• _THE PROBLEM_
Locate every line in the records below that holds the word "进一步加强安全生产监督管理" and return each one.

⟨

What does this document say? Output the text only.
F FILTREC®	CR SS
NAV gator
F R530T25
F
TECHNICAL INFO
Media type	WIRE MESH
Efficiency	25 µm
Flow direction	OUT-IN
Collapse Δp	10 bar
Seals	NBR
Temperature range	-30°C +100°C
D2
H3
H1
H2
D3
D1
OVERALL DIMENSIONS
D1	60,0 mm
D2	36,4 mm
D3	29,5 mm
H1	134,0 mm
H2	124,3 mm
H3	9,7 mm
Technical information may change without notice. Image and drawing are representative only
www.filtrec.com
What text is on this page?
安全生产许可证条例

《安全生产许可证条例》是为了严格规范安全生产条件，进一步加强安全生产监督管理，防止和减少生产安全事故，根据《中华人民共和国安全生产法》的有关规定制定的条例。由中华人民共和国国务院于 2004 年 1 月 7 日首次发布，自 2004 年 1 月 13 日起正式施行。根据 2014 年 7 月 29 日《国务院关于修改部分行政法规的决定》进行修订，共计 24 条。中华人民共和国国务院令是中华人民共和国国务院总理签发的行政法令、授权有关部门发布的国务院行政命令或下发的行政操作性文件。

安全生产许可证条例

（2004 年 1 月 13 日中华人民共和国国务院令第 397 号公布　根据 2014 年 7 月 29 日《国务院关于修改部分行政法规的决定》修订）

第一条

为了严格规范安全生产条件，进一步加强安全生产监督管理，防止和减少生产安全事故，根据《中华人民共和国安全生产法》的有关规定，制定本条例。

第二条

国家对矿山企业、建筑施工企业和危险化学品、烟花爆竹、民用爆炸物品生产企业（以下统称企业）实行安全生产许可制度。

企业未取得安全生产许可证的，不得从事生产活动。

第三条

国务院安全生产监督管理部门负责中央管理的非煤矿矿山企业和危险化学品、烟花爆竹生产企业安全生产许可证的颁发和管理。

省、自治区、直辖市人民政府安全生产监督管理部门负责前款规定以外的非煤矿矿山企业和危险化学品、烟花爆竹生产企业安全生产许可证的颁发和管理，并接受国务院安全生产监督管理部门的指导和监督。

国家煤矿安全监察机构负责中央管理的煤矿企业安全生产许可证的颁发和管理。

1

⟩

• _RESULT OF THE EXERCISE_
《安全生产许可证条例》是为了严格规范安全生产条件，进一步加强安全生产监督管理，防止和减少生产安全事故，根据《中华人民共和国安全生产法》的有关规定制定的条例。由中华人民共和国国务院于 2004 年 1 月 7 日首次发布，自 2004 年 1 月 13 日起正式施行。根据 2014 年 7 月 29 日《国务院关于修改部分行政法规的决定》进行修订，共计 24 条。中华人民共和国国务院令是中华人民共和国国务院总理签发的行政法令、授权有关部门发布的国务院行政命令或下发的行政操作性文件。
为了严格规范安全生产条件，进一步加强安全生产监督管理，防止和减少生产安全事故，根据《中华人民共和国安全生产法》的有关规定，制定本条例。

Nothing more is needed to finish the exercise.